**DATA SUPPLIED**
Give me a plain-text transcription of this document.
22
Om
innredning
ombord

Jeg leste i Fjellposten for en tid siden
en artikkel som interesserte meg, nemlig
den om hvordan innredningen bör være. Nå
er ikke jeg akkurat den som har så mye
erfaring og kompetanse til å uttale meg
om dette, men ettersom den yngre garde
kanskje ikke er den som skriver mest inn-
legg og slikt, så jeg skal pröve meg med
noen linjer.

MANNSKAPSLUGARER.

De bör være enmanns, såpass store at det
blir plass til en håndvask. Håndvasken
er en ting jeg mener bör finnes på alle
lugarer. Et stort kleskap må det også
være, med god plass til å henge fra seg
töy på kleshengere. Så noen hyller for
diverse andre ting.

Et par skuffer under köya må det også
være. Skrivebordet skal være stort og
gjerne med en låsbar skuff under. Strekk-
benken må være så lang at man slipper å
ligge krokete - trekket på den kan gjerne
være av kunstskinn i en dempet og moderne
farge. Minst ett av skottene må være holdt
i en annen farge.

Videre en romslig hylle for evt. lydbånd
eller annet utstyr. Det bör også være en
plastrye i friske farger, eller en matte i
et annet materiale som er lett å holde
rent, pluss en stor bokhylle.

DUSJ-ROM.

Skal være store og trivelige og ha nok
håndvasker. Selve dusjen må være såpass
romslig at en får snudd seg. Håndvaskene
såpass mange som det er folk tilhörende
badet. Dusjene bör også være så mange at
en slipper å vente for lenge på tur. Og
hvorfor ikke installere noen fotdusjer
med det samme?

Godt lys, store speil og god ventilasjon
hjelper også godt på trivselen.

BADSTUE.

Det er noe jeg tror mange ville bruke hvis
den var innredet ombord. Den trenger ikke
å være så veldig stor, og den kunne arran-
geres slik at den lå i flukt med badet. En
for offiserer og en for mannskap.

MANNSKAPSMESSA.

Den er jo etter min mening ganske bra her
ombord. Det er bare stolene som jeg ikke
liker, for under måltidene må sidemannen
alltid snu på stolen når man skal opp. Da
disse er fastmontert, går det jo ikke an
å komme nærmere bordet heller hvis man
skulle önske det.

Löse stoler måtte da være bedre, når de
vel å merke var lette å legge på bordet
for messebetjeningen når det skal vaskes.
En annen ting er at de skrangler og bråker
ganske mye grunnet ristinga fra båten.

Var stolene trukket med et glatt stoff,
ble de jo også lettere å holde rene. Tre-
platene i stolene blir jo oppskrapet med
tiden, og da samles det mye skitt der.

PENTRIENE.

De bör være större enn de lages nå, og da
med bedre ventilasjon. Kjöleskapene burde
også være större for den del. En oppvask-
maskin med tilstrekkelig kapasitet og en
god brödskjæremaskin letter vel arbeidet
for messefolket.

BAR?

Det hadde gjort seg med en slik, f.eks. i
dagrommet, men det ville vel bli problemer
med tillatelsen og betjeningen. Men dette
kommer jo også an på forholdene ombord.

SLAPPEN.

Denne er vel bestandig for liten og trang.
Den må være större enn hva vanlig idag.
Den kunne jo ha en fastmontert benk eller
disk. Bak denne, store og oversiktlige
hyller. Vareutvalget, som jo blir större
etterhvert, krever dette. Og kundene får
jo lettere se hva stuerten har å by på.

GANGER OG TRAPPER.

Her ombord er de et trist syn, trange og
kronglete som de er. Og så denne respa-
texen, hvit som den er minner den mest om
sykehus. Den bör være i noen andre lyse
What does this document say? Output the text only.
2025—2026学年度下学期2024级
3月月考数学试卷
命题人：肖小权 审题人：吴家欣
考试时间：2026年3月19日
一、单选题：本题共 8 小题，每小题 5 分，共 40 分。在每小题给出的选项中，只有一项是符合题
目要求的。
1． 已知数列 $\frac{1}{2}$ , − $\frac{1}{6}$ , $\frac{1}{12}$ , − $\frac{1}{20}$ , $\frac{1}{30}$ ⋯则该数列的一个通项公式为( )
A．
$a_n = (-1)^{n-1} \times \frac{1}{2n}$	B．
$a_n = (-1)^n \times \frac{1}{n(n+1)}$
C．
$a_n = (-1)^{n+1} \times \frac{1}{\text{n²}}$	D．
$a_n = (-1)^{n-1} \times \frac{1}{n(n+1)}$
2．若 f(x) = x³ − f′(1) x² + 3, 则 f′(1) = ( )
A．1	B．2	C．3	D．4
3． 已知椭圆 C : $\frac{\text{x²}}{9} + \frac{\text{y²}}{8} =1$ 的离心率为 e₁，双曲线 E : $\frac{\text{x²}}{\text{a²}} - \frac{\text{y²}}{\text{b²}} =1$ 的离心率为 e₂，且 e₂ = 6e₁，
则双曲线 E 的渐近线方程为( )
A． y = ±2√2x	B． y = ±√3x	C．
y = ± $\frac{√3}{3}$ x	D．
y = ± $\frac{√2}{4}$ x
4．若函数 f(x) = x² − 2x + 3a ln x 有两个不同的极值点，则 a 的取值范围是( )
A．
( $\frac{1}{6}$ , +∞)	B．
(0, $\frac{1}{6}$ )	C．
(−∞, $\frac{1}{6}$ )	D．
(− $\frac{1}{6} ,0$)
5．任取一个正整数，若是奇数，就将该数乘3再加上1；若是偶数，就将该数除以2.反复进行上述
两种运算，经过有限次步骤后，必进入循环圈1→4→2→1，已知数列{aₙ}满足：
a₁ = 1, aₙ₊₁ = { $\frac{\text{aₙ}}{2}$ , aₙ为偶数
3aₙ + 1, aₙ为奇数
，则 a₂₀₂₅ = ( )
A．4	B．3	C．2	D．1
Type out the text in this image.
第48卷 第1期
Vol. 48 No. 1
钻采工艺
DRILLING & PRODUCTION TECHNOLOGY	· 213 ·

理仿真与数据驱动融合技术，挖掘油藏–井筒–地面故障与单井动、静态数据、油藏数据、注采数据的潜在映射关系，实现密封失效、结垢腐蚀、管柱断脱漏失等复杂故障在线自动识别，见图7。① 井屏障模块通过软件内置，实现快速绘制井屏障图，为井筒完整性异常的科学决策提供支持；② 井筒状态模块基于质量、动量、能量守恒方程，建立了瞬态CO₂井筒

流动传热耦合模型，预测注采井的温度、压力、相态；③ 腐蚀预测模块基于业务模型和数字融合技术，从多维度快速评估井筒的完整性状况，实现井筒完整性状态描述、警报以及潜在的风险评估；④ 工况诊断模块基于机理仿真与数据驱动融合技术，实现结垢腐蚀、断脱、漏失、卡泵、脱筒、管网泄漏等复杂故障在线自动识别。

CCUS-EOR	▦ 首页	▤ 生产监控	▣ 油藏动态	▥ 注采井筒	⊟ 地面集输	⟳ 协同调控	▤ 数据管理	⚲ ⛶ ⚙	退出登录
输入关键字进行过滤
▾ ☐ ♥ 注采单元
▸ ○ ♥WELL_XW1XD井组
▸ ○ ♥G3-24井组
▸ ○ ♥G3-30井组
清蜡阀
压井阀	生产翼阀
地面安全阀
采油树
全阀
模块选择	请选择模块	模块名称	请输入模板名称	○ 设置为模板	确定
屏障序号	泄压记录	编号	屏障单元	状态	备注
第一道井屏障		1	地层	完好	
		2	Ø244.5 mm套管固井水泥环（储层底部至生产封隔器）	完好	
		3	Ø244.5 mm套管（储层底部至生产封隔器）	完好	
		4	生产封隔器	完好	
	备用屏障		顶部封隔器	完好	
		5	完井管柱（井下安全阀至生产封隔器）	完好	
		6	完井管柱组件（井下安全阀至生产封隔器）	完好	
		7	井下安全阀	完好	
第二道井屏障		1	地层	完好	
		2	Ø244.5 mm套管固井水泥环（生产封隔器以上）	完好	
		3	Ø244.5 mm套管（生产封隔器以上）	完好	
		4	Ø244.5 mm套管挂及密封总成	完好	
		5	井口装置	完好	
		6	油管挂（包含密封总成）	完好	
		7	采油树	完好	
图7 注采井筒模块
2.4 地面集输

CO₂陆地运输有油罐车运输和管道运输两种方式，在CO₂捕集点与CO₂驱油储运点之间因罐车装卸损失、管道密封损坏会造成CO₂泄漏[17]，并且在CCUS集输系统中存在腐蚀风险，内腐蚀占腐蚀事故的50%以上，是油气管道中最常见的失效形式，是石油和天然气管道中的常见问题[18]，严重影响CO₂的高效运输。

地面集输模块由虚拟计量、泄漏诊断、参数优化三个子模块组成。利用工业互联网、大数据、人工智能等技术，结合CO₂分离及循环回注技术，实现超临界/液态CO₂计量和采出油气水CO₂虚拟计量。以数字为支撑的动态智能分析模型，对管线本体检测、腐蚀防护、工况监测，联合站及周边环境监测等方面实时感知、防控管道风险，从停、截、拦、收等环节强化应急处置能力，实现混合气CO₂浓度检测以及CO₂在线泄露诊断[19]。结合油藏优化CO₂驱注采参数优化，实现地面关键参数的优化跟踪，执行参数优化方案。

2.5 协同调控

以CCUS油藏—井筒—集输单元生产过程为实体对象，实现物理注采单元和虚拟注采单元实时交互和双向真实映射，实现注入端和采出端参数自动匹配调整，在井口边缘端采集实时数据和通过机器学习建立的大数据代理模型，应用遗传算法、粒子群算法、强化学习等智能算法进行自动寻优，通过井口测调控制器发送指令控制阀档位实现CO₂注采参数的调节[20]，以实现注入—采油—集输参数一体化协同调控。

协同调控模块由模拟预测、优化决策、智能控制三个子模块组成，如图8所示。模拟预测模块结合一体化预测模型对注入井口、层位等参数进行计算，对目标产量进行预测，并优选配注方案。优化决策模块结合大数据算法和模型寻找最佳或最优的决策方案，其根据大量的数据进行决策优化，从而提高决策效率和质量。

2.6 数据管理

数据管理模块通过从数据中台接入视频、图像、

**YOUR TASK**
Return all the lines that contain the string "text".

**ANSWER IN FULL**
Give me a plain-text transcription of this document.
What does this document say? Output the text only.
$a_n = (-1)^{n+1} \times \frac{1}{\text{n²}}$	D．
3． 已知椭圆 C : $\frac{\text{x²}}{9} + \frac{\text{y²}}{8} =1$ 的离心率为 e₁，双曲线 E : $\frac{\text{x²}}{\text{a²}} - \frac{\text{y²}}{\text{b²}} =1$ 的离心率为 e₂，且 e₂ = 6e₁，
a₁ = 1, aₙ₊₁ = { $\frac{\text{aₙ}}{2}$ , aₙ为偶数
Type out the text in this image.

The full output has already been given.